Exercise brief: Copy every line of the data in which the word "соответствии" occurs.

* * * * * * * * *

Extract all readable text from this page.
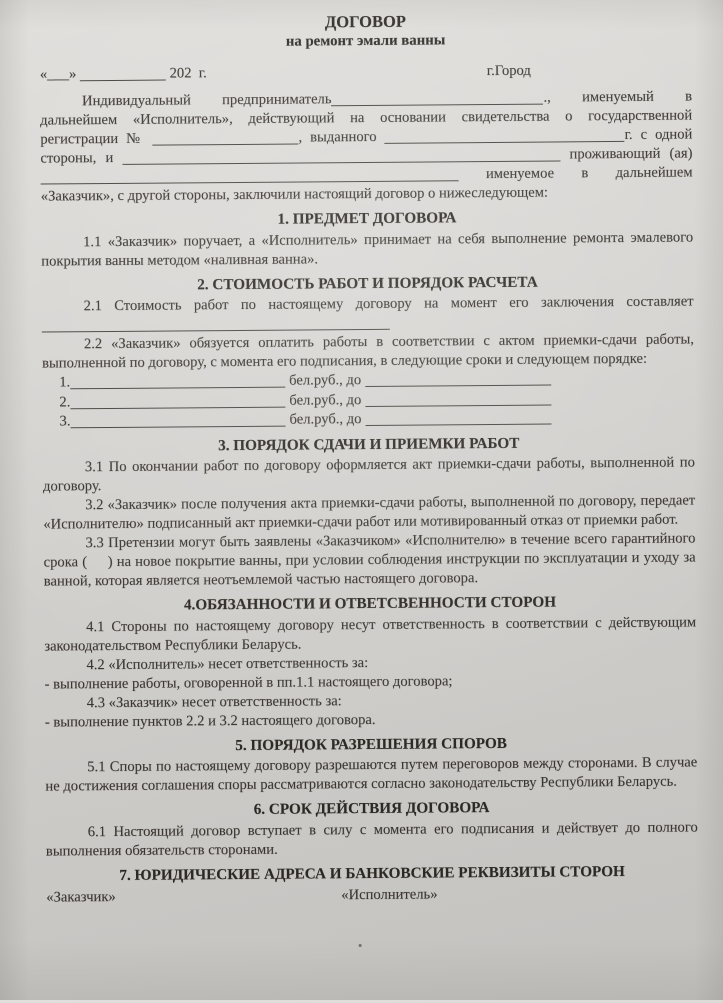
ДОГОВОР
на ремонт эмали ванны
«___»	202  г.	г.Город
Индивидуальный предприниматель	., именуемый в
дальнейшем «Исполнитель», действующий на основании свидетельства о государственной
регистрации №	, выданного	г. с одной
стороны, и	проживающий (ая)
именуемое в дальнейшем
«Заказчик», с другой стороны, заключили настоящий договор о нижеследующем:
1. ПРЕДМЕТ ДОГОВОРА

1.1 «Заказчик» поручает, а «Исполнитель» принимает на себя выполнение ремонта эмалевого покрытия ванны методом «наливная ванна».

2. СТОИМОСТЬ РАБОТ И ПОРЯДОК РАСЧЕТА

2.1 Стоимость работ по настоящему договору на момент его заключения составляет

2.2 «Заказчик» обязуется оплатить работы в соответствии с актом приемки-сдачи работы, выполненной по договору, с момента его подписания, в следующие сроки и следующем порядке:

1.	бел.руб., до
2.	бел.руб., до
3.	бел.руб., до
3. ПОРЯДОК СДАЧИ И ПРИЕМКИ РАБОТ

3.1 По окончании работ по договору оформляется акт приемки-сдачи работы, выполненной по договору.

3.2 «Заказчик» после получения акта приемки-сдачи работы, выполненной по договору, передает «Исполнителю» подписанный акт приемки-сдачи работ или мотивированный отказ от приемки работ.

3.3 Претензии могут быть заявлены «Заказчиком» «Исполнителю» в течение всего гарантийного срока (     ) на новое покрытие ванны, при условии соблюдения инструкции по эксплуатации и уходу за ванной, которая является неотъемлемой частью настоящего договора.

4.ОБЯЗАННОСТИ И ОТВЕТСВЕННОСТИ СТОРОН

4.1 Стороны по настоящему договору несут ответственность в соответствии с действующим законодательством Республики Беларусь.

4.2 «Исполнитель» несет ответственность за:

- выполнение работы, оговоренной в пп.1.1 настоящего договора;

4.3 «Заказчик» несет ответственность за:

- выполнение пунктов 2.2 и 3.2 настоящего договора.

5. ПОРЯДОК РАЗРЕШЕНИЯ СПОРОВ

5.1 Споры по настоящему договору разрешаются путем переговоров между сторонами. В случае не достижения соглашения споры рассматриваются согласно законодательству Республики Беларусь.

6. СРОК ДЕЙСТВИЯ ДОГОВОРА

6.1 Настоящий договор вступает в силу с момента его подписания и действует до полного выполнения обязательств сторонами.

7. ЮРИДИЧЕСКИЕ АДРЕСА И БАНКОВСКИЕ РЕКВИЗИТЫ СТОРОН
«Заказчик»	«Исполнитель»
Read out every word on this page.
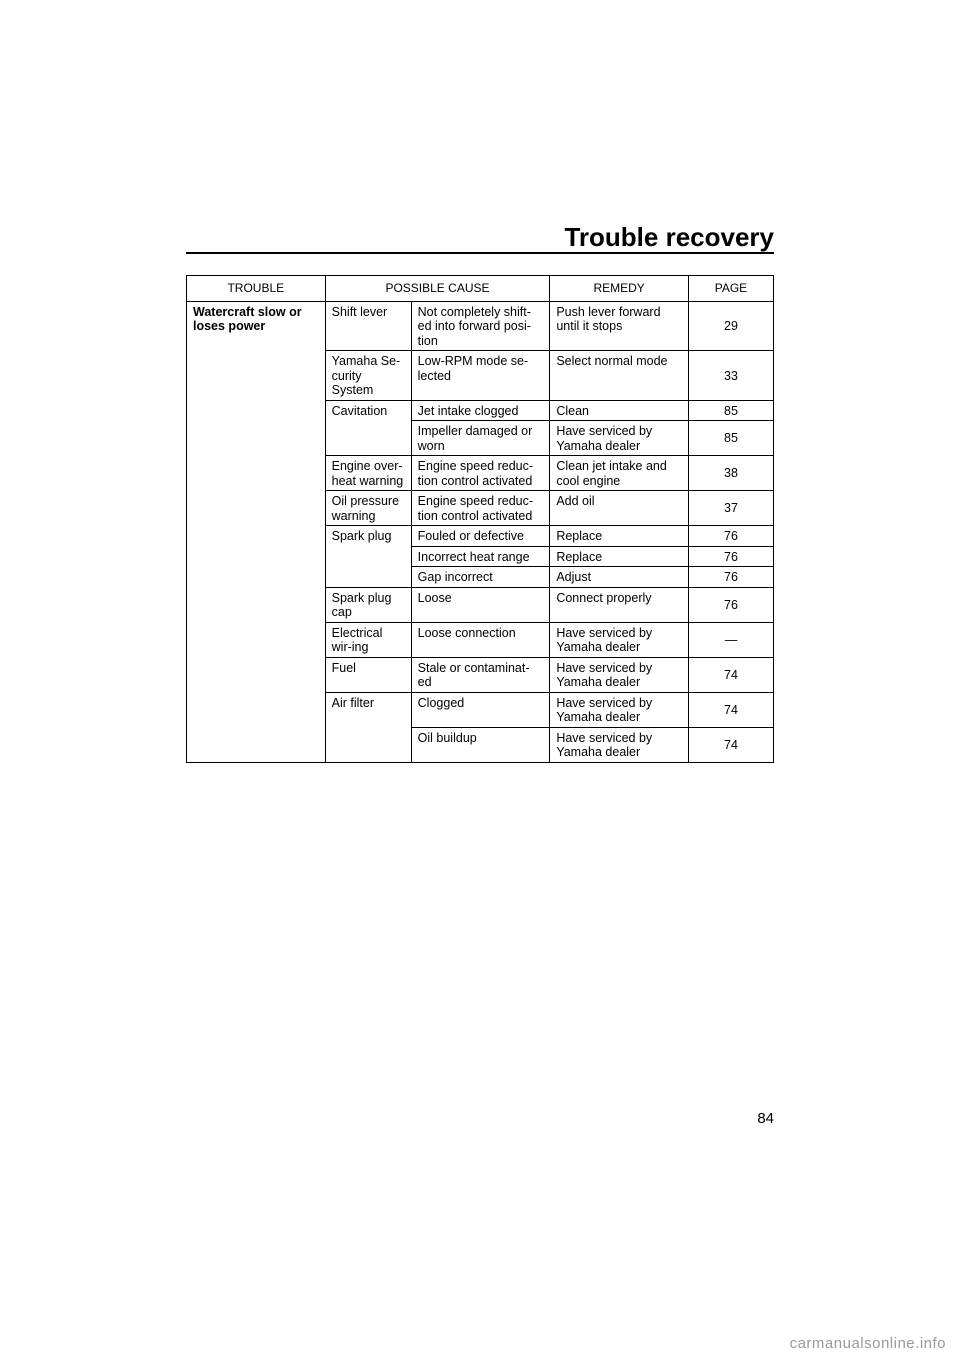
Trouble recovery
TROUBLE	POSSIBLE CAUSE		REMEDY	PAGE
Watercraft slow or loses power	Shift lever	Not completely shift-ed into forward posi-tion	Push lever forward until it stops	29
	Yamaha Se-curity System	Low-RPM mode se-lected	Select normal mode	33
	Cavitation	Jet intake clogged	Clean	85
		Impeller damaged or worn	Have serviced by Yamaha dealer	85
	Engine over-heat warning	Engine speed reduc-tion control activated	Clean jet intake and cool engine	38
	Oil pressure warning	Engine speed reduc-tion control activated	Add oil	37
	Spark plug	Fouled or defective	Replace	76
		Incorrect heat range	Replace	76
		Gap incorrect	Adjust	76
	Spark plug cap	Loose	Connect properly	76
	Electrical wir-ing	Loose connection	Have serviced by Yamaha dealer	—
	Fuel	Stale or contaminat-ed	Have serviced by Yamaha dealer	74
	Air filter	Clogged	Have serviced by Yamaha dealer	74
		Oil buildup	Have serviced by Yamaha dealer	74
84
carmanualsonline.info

* * * * * * * * *

Written answer:
2.2 «Заказчик» обязуется оплатить работы в соответствии с актом приемки-сдачи работы, выполненной по договору, с момента его подписания, в следующие сроки и следующем порядке:
4.1 Стороны по настоящему договору несут ответственность в соответствии с действующим законодательством Республики Беларусь.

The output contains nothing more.